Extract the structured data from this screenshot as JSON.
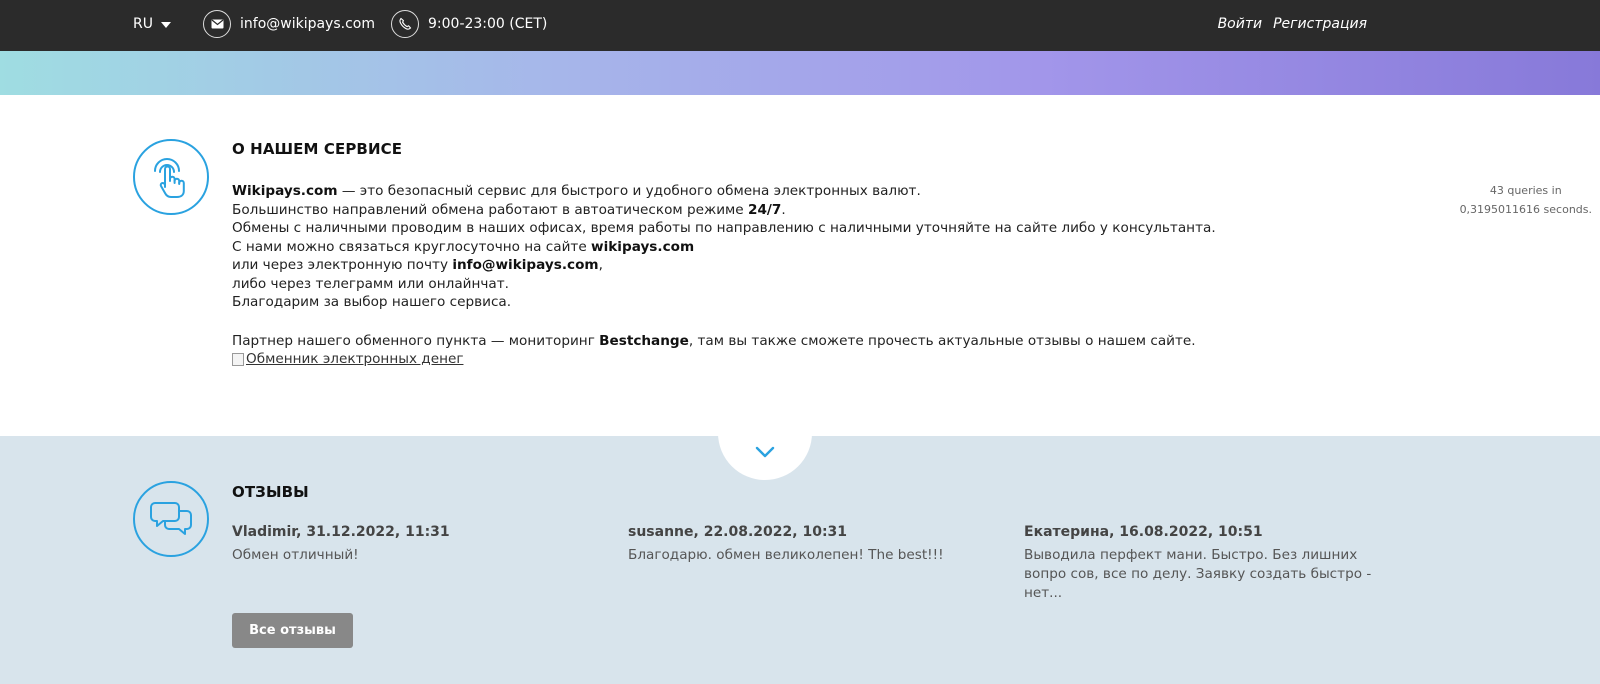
{
  "header": {
    "language": "RU",
    "email": "info@wikipays.com",
    "hours": "9:00-23:00 (CET)",
    "login_label": "Войти",
    "register_label": "Регистрация"
  },
  "about": {
    "title": "О НАШЕМ СЕРВИСЕ",
    "line1_brand": "Wikipays.com",
    "line1_rest": " — это безопасный сервис для быстрого и удобного обмена электронных валют.",
    "line2_start": "Большинство направлений обмена работают в автоатическом режиме ",
    "line2_bold": "24/7",
    "line2_end": ".",
    "line3": "Обмены с наличными проводим в наших офисах, время работы по направлению с наличными уточняйте на сайте либо у консультанта.",
    "line4_start": "С нами можно связаться круглосуточно на сайте ",
    "line4_bold": "wikipays.com",
    "line5_start": "или через электронную почту ",
    "line5_bold": "info@wikipays.com",
    "line5_end": ",",
    "line6": "либо через телеграмм или онлайнчат.",
    "line7": "Благодарим за выбор нашего сервиса.",
    "partner_start": "Партнер нашего обменного пункта — мониторинг ",
    "partner_bold": "Bestchange",
    "partner_end": ", там вы также сможете прочесть актуальные отзывы о нашем сайте.",
    "partner_image_alt": "Обменник электронных денег"
  },
  "debug": {
    "line1": "43 queries in",
    "line2": "0,3195011616 seconds."
  },
  "reviews": {
    "title": "ОТЗЫВЫ",
    "items": [
      {
        "author": "Vladimir, 31.12.2022, 11:31",
        "text": "Обмен отличный!"
      },
      {
        "author": "susanne, 22.08.2022, 10:31",
        "text": "Благодарю. обмен великолепен! The best!!!"
      },
      {
        "author": "Екатерина, 16.08.2022, 10:51",
        "text": "Выводила перфект мани. Быстро. Без лишних вопро сов, все по делу. Заявку создать быстро - нет..."
      }
    ],
    "all_button": "Все отзывы"
  },
  "colors": {
    "accent": "#2aa2e0",
    "topbar": "#2b2b2b",
    "reviews_bg": "#d8e4ec",
    "button": "#888888"
  },
  "icons": {
    "mail": "envelope-icon",
    "phone": "phone-icon",
    "about": "touch-hand-icon",
    "reviews": "speech-bubbles-icon",
    "scroll": "chevron-down-icon"
  }
}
===
▶ _SHORT TASK_: Write out every line from the entries where "электронных" appears.

▶ _FULL ANSWER_:
    "line1_rest": " — это безопасный сервис для быстрого и удобного обмена электронных валют.",
    "partner_image_alt": "Обменник электронных денег"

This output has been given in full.